WRITTEN EXERCISE
Copy all lines below containing "Withrow".

— START OF MATERIAL FOR THIS TASK —

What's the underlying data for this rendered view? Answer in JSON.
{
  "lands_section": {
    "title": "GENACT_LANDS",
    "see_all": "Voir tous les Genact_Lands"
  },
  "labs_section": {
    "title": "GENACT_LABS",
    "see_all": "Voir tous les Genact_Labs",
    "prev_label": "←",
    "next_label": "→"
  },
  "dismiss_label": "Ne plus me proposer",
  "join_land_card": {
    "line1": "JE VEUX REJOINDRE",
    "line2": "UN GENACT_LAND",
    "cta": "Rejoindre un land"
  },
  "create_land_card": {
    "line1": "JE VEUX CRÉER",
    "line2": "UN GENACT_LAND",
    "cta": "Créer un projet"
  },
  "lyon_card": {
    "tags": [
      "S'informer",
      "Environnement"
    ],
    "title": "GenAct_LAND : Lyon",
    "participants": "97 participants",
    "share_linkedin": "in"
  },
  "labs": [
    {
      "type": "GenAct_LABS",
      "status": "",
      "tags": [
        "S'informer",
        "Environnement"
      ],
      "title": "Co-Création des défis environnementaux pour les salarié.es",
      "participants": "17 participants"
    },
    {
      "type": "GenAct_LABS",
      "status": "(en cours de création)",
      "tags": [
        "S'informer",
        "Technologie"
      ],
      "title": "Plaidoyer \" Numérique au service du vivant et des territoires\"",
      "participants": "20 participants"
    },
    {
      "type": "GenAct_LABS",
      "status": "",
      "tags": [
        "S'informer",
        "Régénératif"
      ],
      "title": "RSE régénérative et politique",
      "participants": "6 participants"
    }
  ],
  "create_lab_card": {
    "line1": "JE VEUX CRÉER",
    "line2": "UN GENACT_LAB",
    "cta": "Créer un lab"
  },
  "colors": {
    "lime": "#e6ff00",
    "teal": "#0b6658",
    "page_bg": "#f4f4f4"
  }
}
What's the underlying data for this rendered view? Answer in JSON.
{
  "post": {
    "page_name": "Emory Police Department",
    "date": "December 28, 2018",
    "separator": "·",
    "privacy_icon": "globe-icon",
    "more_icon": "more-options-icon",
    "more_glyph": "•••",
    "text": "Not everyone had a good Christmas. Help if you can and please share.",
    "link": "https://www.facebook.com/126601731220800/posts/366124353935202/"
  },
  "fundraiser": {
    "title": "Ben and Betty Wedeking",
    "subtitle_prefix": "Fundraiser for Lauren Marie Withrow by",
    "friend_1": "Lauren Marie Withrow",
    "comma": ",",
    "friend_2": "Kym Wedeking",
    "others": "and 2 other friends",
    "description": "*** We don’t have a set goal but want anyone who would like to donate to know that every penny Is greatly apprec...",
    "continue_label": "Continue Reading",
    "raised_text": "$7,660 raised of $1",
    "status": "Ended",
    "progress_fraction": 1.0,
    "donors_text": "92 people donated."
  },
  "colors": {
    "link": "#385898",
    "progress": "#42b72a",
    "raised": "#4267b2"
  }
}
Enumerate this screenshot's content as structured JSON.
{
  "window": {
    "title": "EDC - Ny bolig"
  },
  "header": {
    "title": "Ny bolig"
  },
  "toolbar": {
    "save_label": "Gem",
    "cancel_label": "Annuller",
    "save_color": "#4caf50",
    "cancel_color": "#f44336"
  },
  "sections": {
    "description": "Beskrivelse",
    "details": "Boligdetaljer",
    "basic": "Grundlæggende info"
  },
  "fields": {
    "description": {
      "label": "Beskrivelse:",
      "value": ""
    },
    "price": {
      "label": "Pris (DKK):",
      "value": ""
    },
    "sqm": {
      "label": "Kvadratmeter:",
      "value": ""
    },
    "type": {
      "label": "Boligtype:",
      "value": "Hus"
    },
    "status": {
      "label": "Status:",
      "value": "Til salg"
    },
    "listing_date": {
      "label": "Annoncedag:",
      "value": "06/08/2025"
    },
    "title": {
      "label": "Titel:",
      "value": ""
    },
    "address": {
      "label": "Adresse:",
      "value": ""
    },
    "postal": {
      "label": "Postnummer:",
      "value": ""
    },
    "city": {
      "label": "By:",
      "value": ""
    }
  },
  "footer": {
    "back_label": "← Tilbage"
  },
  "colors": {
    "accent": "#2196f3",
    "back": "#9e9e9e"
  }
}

— END OF MATERIAL FOR THIS TASK —

WRITTEN SOLUTION
    "subtitle_prefix": "Fundraiser for Lauren Marie Withrow by",
    "friend_1": "Lauren Marie Withrow",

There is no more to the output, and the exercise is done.